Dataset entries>
---+---

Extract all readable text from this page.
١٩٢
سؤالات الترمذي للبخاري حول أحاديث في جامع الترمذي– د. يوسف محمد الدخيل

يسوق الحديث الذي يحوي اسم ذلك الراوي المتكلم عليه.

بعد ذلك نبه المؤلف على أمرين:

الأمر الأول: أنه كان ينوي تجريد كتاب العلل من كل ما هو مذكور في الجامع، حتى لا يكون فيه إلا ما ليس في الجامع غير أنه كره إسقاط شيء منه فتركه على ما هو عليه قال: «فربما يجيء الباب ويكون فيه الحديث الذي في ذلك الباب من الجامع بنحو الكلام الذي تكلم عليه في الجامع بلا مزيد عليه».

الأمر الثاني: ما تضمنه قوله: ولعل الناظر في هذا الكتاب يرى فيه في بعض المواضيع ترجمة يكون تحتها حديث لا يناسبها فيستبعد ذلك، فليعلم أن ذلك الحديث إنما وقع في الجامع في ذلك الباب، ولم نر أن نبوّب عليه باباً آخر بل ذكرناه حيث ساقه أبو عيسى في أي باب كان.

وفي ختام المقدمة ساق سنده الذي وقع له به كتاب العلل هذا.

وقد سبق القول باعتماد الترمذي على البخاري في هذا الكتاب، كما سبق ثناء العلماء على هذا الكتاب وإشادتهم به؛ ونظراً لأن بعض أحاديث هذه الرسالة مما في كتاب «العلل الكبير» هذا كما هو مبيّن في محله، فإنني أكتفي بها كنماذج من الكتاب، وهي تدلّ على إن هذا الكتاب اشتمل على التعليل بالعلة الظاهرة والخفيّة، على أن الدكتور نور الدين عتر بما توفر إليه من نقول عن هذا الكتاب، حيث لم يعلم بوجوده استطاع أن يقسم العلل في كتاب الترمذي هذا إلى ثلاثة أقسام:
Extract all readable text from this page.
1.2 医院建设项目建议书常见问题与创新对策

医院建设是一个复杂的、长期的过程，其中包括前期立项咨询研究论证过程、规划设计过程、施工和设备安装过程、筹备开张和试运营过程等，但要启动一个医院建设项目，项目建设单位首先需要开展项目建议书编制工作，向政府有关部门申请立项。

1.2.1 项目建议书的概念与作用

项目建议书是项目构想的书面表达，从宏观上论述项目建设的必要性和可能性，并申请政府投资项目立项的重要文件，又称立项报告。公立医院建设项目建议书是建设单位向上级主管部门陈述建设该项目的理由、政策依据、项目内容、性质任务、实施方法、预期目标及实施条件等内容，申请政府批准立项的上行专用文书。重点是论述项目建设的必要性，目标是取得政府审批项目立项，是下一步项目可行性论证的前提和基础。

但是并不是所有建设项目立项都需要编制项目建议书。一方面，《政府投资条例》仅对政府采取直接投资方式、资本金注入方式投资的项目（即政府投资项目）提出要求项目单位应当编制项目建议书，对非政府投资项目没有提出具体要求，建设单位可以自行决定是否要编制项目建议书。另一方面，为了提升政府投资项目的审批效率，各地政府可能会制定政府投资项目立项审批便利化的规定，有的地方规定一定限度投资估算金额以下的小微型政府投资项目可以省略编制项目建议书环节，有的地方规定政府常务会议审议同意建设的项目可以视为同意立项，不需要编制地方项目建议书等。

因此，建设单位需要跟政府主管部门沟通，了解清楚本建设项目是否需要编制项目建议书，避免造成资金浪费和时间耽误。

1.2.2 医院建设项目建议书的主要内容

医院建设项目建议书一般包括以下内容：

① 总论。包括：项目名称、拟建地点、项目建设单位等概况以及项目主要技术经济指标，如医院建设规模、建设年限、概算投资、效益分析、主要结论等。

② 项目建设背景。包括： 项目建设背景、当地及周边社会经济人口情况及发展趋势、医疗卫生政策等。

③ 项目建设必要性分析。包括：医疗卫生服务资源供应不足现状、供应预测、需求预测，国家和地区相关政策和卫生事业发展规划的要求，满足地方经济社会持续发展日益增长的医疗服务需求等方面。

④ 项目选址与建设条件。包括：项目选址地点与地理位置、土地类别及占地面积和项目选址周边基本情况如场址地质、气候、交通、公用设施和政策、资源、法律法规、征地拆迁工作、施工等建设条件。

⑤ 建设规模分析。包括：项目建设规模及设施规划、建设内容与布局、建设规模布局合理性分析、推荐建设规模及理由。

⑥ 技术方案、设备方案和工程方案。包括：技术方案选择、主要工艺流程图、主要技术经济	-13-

---+---

TASK PROMPT> Extract every entry in the listing word for word.

FULL OUTPUT>
Extract all readable text from this page.
١٩٢
سؤالات الترمذي للبخاري حول أحاديث في جامع الترمذي– د. يوسف محمد الدخيل

يسوق الحديث الذي يحوي اسم ذلك الراوي المتكلم عليه.

بعد ذلك نبه المؤلف على أمرين:

الأمر الأول: أنه كان ينوي تجريد كتاب العلل من كل ما هو مذكور في الجامع، حتى لا يكون فيه إلا ما ليس في الجامع غير أنه كره إسقاط شيء منه فتركه على ما هو عليه قال: «فربما يجيء الباب ويكون فيه الحديث الذي في ذلك الباب من الجامع بنحو الكلام الذي تكلم عليه في الجامع بلا مزيد عليه».

الأمر الثاني: ما تضمنه قوله: ولعل الناظر في هذا الكتاب يرى فيه في بعض المواضيع ترجمة يكون تحتها حديث لا يناسبها فيستبعد ذلك، فليعلم أن ذلك الحديث إنما وقع في الجامع في ذلك الباب، ولم نر أن نبوّب عليه باباً آخر بل ذكرناه حيث ساقه أبو عيسى في أي باب كان.

وفي ختام المقدمة ساق سنده الذي وقع له به كتاب العلل هذا.

وقد سبق القول باعتماد الترمذي على البخاري في هذا الكتاب، كما سبق ثناء العلماء على هذا الكتاب وإشادتهم به؛ ونظراً لأن بعض أحاديث هذه الرسالة مما في كتاب «العلل الكبير» هذا كما هو مبيّن في محله، فإنني أكتفي بها كنماذج من الكتاب، وهي تدلّ على إن هذا الكتاب اشتمل على التعليل بالعلة الظاهرة والخفيّة، على أن الدكتور نور الدين عتر بما توفر إليه من نقول عن هذا الكتاب، حيث لم يعلم بوجوده استطاع أن يقسم العلل في كتاب الترمذي هذا إلى ثلاثة أقسام:
Extract all readable text from this page.
1.2 医院建设项目建议书常见问题与创新对策

医院建设是一个复杂的、长期的过程，其中包括前期立项咨询研究论证过程、规划设计过程、施工和设备安装过程、筹备开张和试运营过程等，但要启动一个医院建设项目，项目建设单位首先需要开展项目建议书编制工作，向政府有关部门申请立项。

1.2.1 项目建议书的概念与作用

项目建议书是项目构想的书面表达，从宏观上论述项目建设的必要性和可能性，并申请政府投资项目立项的重要文件，又称立项报告。公立医院建设项目建议书是建设单位向上级主管部门陈述建设该项目的理由、政策依据、项目内容、性质任务、实施方法、预期目标及实施条件等内容，申请政府批准立项的上行专用文书。重点是论述项目建设的必要性，目标是取得政府审批项目立项，是下一步项目可行性论证的前提和基础。

但是并不是所有建设项目立项都需要编制项目建议书。一方面，《政府投资条例》仅对政府采取直接投资方式、资本金注入方式投资的项目（即政府投资项目）提出要求项目单位应当编制项目建议书，对非政府投资项目没有提出具体要求，建设单位可以自行决定是否要编制项目建议书。另一方面，为了提升政府投资项目的审批效率，各地政府可能会制定政府投资项目立项审批便利化的规定，有的地方规定一定限度投资估算金额以下的小微型政府投资项目可以省略编制项目建议书环节，有的地方规定政府常务会议审议同意建设的项目可以视为同意立项，不需要编制地方项目建议书等。

因此，建设单位需要跟政府主管部门沟通，了解清楚本建设项目是否需要编制项目建议书，避免造成资金浪费和时间耽误。

1.2.2 医院建设项目建议书的主要内容

医院建设项目建议书一般包括以下内容：

① 总论。包括：项目名称、拟建地点、项目建设单位等概况以及项目主要技术经济指标，如医院建设规模、建设年限、概算投资、效益分析、主要结论等。

② 项目建设背景。包括： 项目建设背景、当地及周边社会经济人口情况及发展趋势、医疗卫生政策等。

③ 项目建设必要性分析。包括：医疗卫生服务资源供应不足现状、供应预测、需求预测，国家和地区相关政策和卫生事业发展规划的要求，满足地方经济社会持续发展日益增长的医疗服务需求等方面。

④ 项目选址与建设条件。包括：项目选址地点与地理位置、土地类别及占地面积和项目选址周边基本情况如场址地质、气候、交通、公用设施和政策、资源、法律法规、征地拆迁工作、施工等建设条件。

⑤ 建设规模分析。包括：项目建设规模及设施规划、建设内容与布局、建设规模布局合理性分析、推荐建设规模及理由。

⑥ 技术方案、设备方案和工程方案。包括：技术方案选择、主要工艺流程图、主要技术经济	-13-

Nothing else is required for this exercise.